PROBLEM
All of the material below is to be returned exactly.
— Start of INPUT ROWS —
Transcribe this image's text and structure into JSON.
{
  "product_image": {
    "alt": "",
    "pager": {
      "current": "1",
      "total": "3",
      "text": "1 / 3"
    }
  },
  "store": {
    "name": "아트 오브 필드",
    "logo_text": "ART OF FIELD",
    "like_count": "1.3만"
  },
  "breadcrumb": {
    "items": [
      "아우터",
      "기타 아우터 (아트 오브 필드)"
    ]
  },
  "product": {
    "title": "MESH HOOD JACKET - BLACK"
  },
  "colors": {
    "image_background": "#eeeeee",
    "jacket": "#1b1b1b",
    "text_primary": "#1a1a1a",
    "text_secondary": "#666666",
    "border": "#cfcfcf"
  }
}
— End of INPUT ROWS —
REPLY
Transcribe this image's text and structure into JSON.
{
  "product_image": {
    "alt": "",
    "pager": {
      "current": "1",
      "total": "3",
      "text": "1 / 3"
    }
  },
  "store": {
    "name": "아트 오브 필드",
    "logo_text": "ART OF FIELD",
    "like_count": "1.3만"
  },
  "breadcrumb": {
    "items": [
      "아우터",
      "기타 아우터 (아트 오브 필드)"
    ]
  },
  "product": {
    "title": "MESH HOOD JACKET - BLACK"
  },
  "colors": {
    "image_background": "#eeeeee",
    "jacket": "#1b1b1b",
    "text_primary": "#1a1a1a",
    "text_secondary": "#666666",
    "border": "#cfcfcf"
  }
}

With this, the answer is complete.